▸ **Your task**: Pictures aside, repeat every entry exactly.

▸ **Records supplied**:
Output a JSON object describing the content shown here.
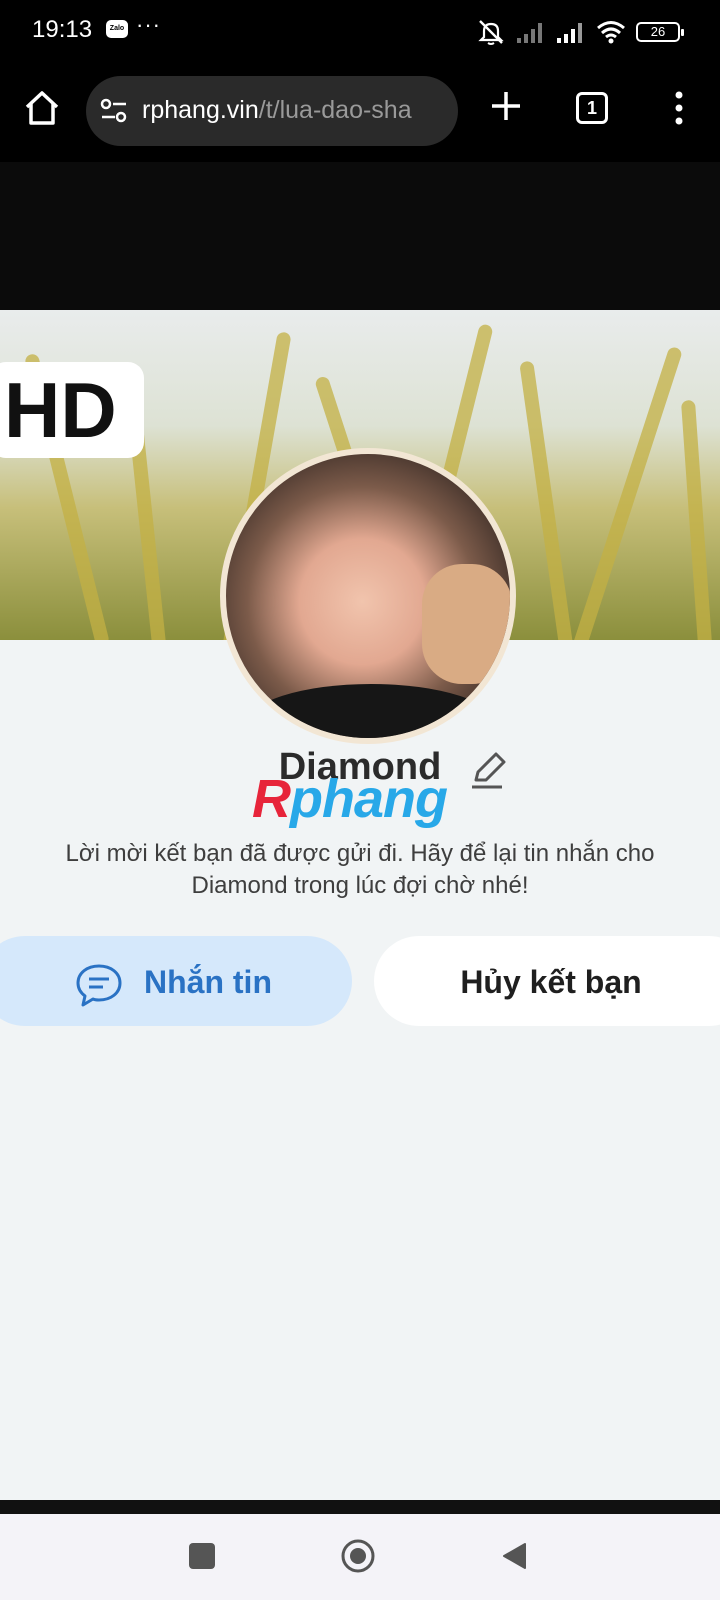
{
  "status_bar": {
    "time": "19:13",
    "app_badge": "Zalo",
    "overflow": "···",
    "battery": "26",
    "icons": [
      "silent-mode-icon",
      "signal-icon",
      "signal-icon",
      "wifi-icon",
      "battery-icon"
    ]
  },
  "browser": {
    "url_domain": "rphang.vin",
    "url_path": "/t/lua-dao-sha",
    "tab_count": "1",
    "icons": [
      "home-icon",
      "site-settings-icon",
      "new-tab-icon",
      "tab-switcher-icon",
      "more-menu-icon"
    ]
  },
  "profile": {
    "cover_badge": "HD",
    "name": "Diamond",
    "watermark_first": "R",
    "watermark_rest": "phang",
    "info_line1": "Lời mời kết bạn đã được gửi đi. Hãy để lại tin nhắn cho",
    "info_line2": "Diamond trong lúc đợi chờ nhé!",
    "message_button": "Nhắn tin",
    "cancel_button": "Hủy kết bạn"
  },
  "colors": {
    "message_button_bg": "#d5e8fb",
    "message_button_text": "#2a72c4",
    "watermark_red": "#e7243a",
    "watermark_blue": "#28a8e8"
  }
}
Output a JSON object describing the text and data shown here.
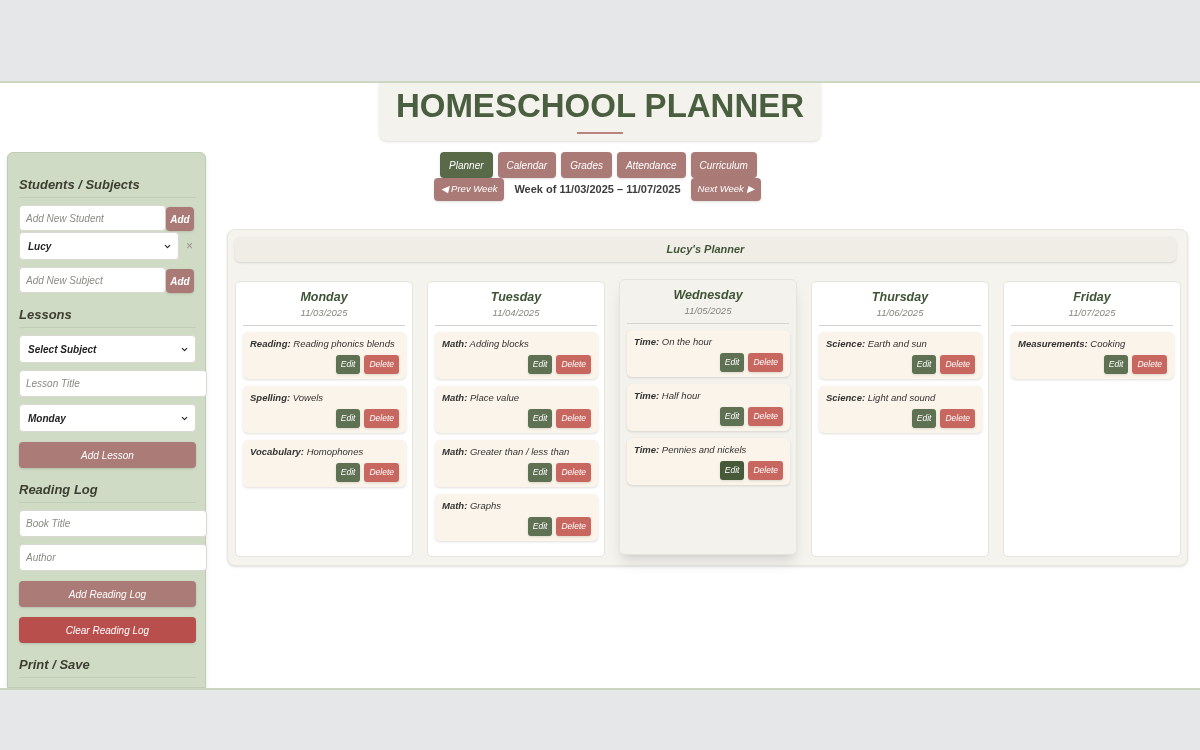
{
  "header": {
    "title": "HOMESCHOOL PLANNER"
  },
  "nav": {
    "tabs": [
      {
        "label": "Planner",
        "selected": true
      },
      {
        "label": "Calendar",
        "selected": false
      },
      {
        "label": "Grades",
        "selected": false
      },
      {
        "label": "Attendance",
        "selected": false
      },
      {
        "label": "Curriculum",
        "selected": false
      }
    ],
    "prev_button": "◀ Prev Week",
    "week_label": "Week of 11/03/2025 – 11/07/2025",
    "next_button": "Next Week ▶"
  },
  "sidebar": {
    "sections": [
      {
        "heading": "Students / Subjects",
        "controls": [
          {
            "kind": "input_with_button",
            "placeholder": "Add New Student",
            "button": "Add"
          },
          {
            "kind": "select_with_remove",
            "value": "Lucy",
            "remove": "×"
          },
          {
            "kind": "input_with_button",
            "placeholder": "Add New Subject",
            "button": "Add"
          }
        ]
      },
      {
        "heading": "Lessons",
        "controls": [
          {
            "kind": "select",
            "value": "Select Subject"
          },
          {
            "kind": "input",
            "placeholder": "Lesson Title"
          },
          {
            "kind": "select",
            "value": "Monday"
          },
          {
            "kind": "button",
            "label": "Add Lesson"
          }
        ]
      },
      {
        "heading": "Reading Log",
        "controls": [
          {
            "kind": "input",
            "placeholder": "Book Title"
          },
          {
            "kind": "input",
            "placeholder": "Author"
          },
          {
            "kind": "button",
            "label": "Add Reading Log"
          },
          {
            "kind": "danger_button",
            "label": "Clear Reading Log"
          }
        ]
      },
      {
        "heading": "Print / Save"
      }
    ]
  },
  "planner": {
    "title": "Lucy's Planner",
    "days": [
      {
        "name": "Monday",
        "date": "11/03/2025",
        "selected": false,
        "lessons": [
          {
            "text": "**Reading:** Reading phonics blends",
            "edit": "Edit",
            "delete": "Delete",
            "edit_active": false
          },
          {
            "text": "**Spelling:** Vowels",
            "edit": "Edit",
            "delete": "Delete",
            "edit_active": false
          },
          {
            "text": "**Vocabulary:** Homophones",
            "edit": "Edit",
            "delete": "Delete",
            "edit_active": false
          }
        ]
      },
      {
        "name": "Tuesday",
        "date": "11/04/2025",
        "selected": false,
        "lessons": [
          {
            "text": "**Math:** Adding blocks",
            "edit": "Edit",
            "delete": "Delete",
            "edit_active": false
          },
          {
            "text": "**Math:** Place value",
            "edit": "Edit",
            "delete": "Delete",
            "edit_active": false
          },
          {
            "text": "**Math:** Greater than / less than",
            "edit": "Edit",
            "delete": "Delete",
            "edit_active": false
          },
          {
            "text": "**Math:** Graphs",
            "edit": "Edit",
            "delete": "Delete",
            "edit_active": false
          }
        ]
      },
      {
        "name": "Wednesday",
        "date": "11/05/2025",
        "selected": true,
        "lessons": [
          {
            "text": "**Time:** On the hour",
            "edit": "Edit",
            "delete": "Delete",
            "edit_active": false
          },
          {
            "text": "**Time:** Half hour",
            "edit": "Edit",
            "delete": "Delete",
            "edit_active": false
          },
          {
            "text": "**Time:** Pennies and nickels",
            "edit": "Edit",
            "delete": "Delete",
            "edit_active": true
          }
        ]
      },
      {
        "name": "Thursday",
        "date": "11/06/2025",
        "selected": false,
        "lessons": [
          {
            "text": "**Science:** Earth and sun",
            "edit": "Edit",
            "delete": "Delete",
            "edit_active": false
          },
          {
            "text": "**Science:** Light and sound",
            "edit": "Edit",
            "delete": "Delete",
            "edit_active": false
          }
        ]
      },
      {
        "name": "Friday",
        "date": "11/07/2025",
        "selected": false,
        "lessons": [
          {
            "text": "**Measurements:** Cooking",
            "edit": "Edit",
            "delete": "Delete",
            "edit_active": false
          }
        ]
      }
    ]
  }
}
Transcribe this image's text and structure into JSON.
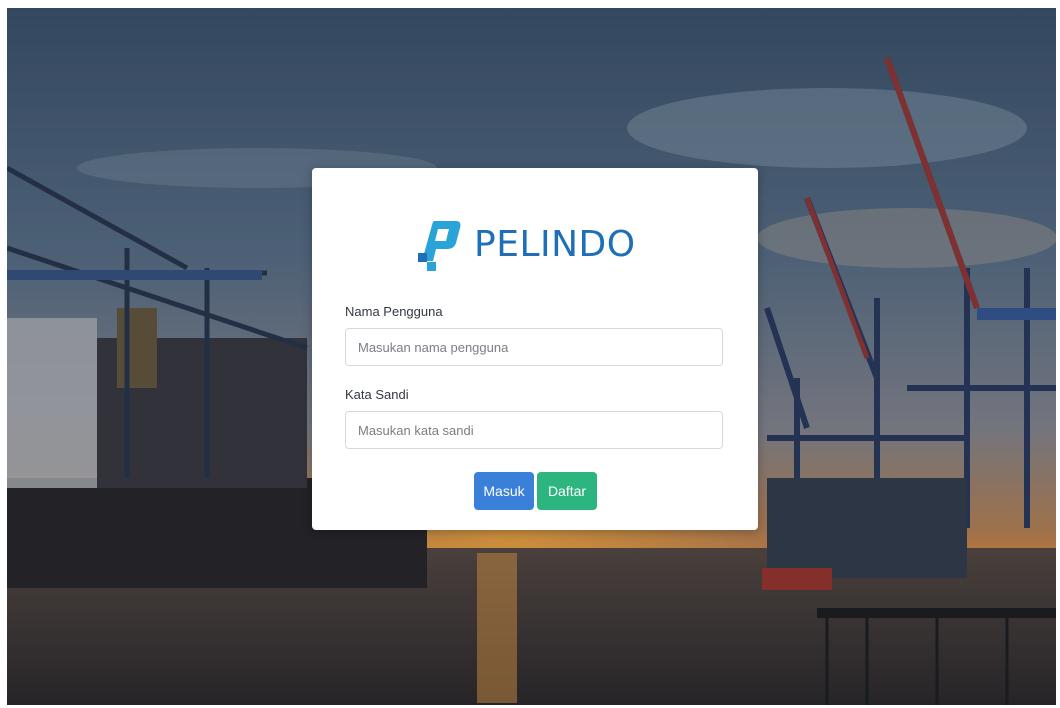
{
  "brand": {
    "name": "PELINDO",
    "icon": "pelindo-logo-mark",
    "color": "#1f6fb8"
  },
  "form": {
    "username": {
      "label": "Nama Pengguna",
      "value": "",
      "placeholder": "Masukan nama pengguna"
    },
    "password": {
      "label": "Kata Sandi",
      "value": "",
      "placeholder": "Masukan kata sandi"
    }
  },
  "actions": {
    "login_label": "Masuk",
    "login_color": "#3a7fd8",
    "register_label": "Daftar",
    "register_color": "#2cb57e"
  },
  "background": {
    "description_icon": "harbor-sunset-background"
  }
}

▸ **Response below**:
Output a JSON object describing the content shown here.
{
  "status_bar": {
    "time": "19:13",
    "app_badge": "Zalo",
    "overflow": "···",
    "battery": "26",
    "icons": [
      "silent-mode-icon",
      "signal-icon",
      "signal-icon",
      "wifi-icon",
      "battery-icon"
    ]
  },
  "browser": {
    "url_domain": "rphang.vin",
    "url_path": "/t/lua-dao-sha",
    "tab_count": "1",
    "icons": [
      "home-icon",
      "site-settings-icon",
      "new-tab-icon",
      "tab-switcher-icon",
      "more-menu-icon"
    ]
  },
  "profile": {
    "cover_badge": "HD",
    "name": "Diamond",
    "watermark_first": "R",
    "watermark_rest": "phang",
    "info_line1": "Lời mời kết bạn đã được gửi đi. Hãy để lại tin nhắn cho",
    "info_line2": "Diamond trong lúc đợi chờ nhé!",
    "message_button": "Nhắn tin",
    "cancel_button": "Hủy kết bạn"
  },
  "colors": {
    "message_button_bg": "#d5e8fb",
    "message_button_text": "#2a72c4",
    "watermark_red": "#e7243a",
    "watermark_blue": "#28a8e8"
  }
}
Output a JSON object describing the text and data shown here.
{
  "header": {
    "title": "HOMESCHOOL PLANNER"
  },
  "nav": {
    "tabs": [
      {
        "label": "Planner",
        "selected": true
      },
      {
        "label": "Calendar",
        "selected": false
      },
      {
        "label": "Grades",
        "selected": false
      },
      {
        "label": "Attendance",
        "selected": false
      },
      {
        "label": "Curriculum",
        "selected": false
      }
    ],
    "prev_button": "◀ Prev Week",
    "week_label": "Week of 11/03/2025 – 11/07/2025",
    "next_button": "Next Week ▶"
  },
  "sidebar": {
    "sections": [
      {
        "heading": "Students / Subjects",
        "controls": [
          {
            "kind": "input_with_button",
            "placeholder": "Add New Student",
            "button": "Add"
          },
          {
            "kind": "select_with_remove",
            "value": "Lucy",
            "remove": "×"
          },
          {
            "kind": "input_with_button",
            "placeholder": "Add New Subject",
            "button": "Add"
          }
        ]
      },
      {
        "heading": "Lessons",
        "controls": [
          {
            "kind": "select",
            "value": "Select Subject"
          },
          {
            "kind": "input",
            "placeholder": "Lesson Title"
          },
          {
            "kind": "select",
            "value": "Monday"
          },
          {
            "kind": "button",
            "label": "Add Lesson"
          }
        ]
      },
      {
        "heading": "Reading Log",
        "controls": [
          {
            "kind": "input",
            "placeholder": "Book Title"
          },
          {
            "kind": "input",
            "placeholder": "Author"
          },
          {
            "kind": "button",
            "label": "Add Reading Log"
          },
          {
            "kind": "danger_button",
            "label": "Clear Reading Log"
          }
        ]
      },
      {
        "heading": "Print / Save"
      }
    ]
  },
  "planner": {
    "title": "Lucy's Planner",
    "days": [
      {
        "name": "Monday",
        "date": "11/03/2025",
        "selected": false,
        "lessons": [
          {
            "text": "**Reading:** Reading phonics blends",
            "edit": "Edit",
            "delete": "Delete",
            "edit_active": false
          },
          {
            "text": "**Spelling:** Vowels",
            "edit": "Edit",
            "delete": "Delete",
            "edit_active": false
          },
          {
            "text": "**Vocabulary:** Homophones",
            "edit": "Edit",
            "delete": "Delete",
            "edit_active": false
          }
        ]
      },
      {
        "name": "Tuesday",
        "date": "11/04/2025",
        "selected": false,
        "lessons": [
          {
            "text": "**Math:** Adding blocks",
            "edit": "Edit",
            "delete": "Delete",
            "edit_active": false
          },
          {
            "text": "**Math:** Place value",
            "edit": "Edit",
            "delete": "Delete",
            "edit_active": false
          },
          {
            "text": "**Math:** Greater than / less than",
            "edit": "Edit",
            "delete": "Delete",
            "edit_active": false
          },
          {
            "text": "**Math:** Graphs",
            "edit": "Edit",
            "delete": "Delete",
            "edit_active": false
          }
        ]
      },
      {
        "name": "Wednesday",
        "date": "11/05/2025",
        "selected": true,
        "lessons": [
          {
            "text": "**Time:** On the hour",
            "edit": "Edit",
            "delete": "Delete",
            "edit_active": false
          },
          {
            "text": "**Time:** Half hour",
            "edit": "Edit",
            "delete": "Delete",
            "edit_active": false
          },
          {
            "text": "**Time:** Pennies and nickels",
            "edit": "Edit",
            "delete": "Delete",
            "edit_active": true
          }
        ]
      },
      {
        "name": "Thursday",
        "date": "11/06/2025",
        "selected": false,
        "lessons": [
          {
            "text": "**Science:** Earth and sun",
            "edit": "Edit",
            "delete": "Delete",
            "edit_active": false
          },
          {
            "text": "**Science:** Light and sound",
            "edit": "Edit",
            "delete": "Delete",
            "edit_active": false
          }
        ]
      },
      {
        "name": "Friday",
        "date": "11/07/2025",
        "selected": false,
        "lessons": [
          {
            "text": "**Measurements:** Cooking",
            "edit": "Edit",
            "delete": "Delete",
            "edit_active": false
          }
        ]
      }
    ]
  }
}
Transcribe this image's text and structure into JSON.
{
  "brand": {
    "name": "PELINDO",
    "icon": "pelindo-logo-mark",
    "color": "#1f6fb8"
  },
  "form": {
    "username": {
      "label": "Nama Pengguna",
      "value": "",
      "placeholder": "Masukan nama pengguna"
    },
    "password": {
      "label": "Kata Sandi",
      "value": "",
      "placeholder": "Masukan kata sandi"
    }
  },
  "actions": {
    "login_label": "Masuk",
    "login_color": "#3a7fd8",
    "register_label": "Daftar",
    "register_color": "#2cb57e"
  },
  "background": {
    "description_icon": "harbor-sunset-background"
  }
}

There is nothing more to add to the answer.